SET EXERCISE
Copy out the entries exactly, from the first line to the last.

++++ SUPPLIED RECORDS

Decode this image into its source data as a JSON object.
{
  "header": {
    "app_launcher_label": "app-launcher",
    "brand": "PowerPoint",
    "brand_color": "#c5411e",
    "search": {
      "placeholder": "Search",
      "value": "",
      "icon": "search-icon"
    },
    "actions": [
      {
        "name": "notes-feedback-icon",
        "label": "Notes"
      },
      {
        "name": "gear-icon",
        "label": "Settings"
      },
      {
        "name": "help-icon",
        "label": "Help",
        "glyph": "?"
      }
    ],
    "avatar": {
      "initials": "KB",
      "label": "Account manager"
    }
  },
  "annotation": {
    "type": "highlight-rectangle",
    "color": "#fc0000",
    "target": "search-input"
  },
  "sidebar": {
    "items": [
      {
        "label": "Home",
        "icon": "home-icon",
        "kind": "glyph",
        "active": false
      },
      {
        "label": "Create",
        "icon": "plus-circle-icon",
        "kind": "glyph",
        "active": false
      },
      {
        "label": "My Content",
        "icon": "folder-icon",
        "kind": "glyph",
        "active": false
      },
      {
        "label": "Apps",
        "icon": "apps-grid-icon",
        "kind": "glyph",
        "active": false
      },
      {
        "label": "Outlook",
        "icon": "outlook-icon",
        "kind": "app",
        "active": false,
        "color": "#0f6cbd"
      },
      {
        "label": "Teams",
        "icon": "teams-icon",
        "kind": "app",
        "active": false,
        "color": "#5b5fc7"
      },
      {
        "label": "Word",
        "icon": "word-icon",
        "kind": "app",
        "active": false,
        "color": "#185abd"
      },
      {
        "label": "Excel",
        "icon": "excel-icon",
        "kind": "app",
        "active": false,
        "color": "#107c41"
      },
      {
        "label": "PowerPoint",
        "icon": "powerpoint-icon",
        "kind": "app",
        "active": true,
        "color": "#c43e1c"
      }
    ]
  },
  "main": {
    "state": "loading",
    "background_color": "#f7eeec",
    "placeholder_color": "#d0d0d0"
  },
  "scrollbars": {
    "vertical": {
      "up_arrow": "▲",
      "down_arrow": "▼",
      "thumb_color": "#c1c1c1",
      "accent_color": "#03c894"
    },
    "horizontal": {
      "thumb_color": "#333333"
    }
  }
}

++++++++

ANSWER
Decode this image into its source data as a JSON object.
{
  "header": {
    "app_launcher_label": "app-launcher",
    "brand": "PowerPoint",
    "brand_color": "#c5411e",
    "search": {
      "placeholder": "Search",
      "value": "",
      "icon": "search-icon"
    },
    "actions": [
      {
        "name": "notes-feedback-icon",
        "label": "Notes"
      },
      {
        "name": "gear-icon",
        "label": "Settings"
      },
      {
        "name": "help-icon",
        "label": "Help",
        "glyph": "?"
      }
    ],
    "avatar": {
      "initials": "KB",
      "label": "Account manager"
    }
  },
  "annotation": {
    "type": "highlight-rectangle",
    "color": "#fc0000",
    "target": "search-input"
  },
  "sidebar": {
    "items": [
      {
        "label": "Home",
        "icon": "home-icon",
        "kind": "glyph",
        "active": false
      },
      {
        "label": "Create",
        "icon": "plus-circle-icon",
        "kind": "glyph",
        "active": false
      },
      {
        "label": "My Content",
        "icon": "folder-icon",
        "kind": "glyph",
        "active": false
      },
      {
        "label": "Apps",
        "icon": "apps-grid-icon",
        "kind": "glyph",
        "active": false
      },
      {
        "label": "Outlook",
        "icon": "outlook-icon",
        "kind": "app",
        "active": false,
        "color": "#0f6cbd"
      },
      {
        "label": "Teams",
        "icon": "teams-icon",
        "kind": "app",
        "active": false,
        "color": "#5b5fc7"
      },
      {
        "label": "Word",
        "icon": "word-icon",
        "kind": "app",
        "active": false,
        "color": "#185abd"
      },
      {
        "label": "Excel",
        "icon": "excel-icon",
        "kind": "app",
        "active": false,
        "color": "#107c41"
      },
      {
        "label": "PowerPoint",
        "icon": "powerpoint-icon",
        "kind": "app",
        "active": true,
        "color": "#c43e1c"
      }
    ]
  },
  "main": {
    "state": "loading",
    "background_color": "#f7eeec",
    "placeholder_color": "#d0d0d0"
  },
  "scrollbars": {
    "vertical": {
      "up_arrow": "▲",
      "down_arrow": "▼",
      "thumb_color": "#c1c1c1",
      "accent_color": "#03c894"
    },
    "horizontal": {
      "thumb_color": "#333333"
    }
  }
}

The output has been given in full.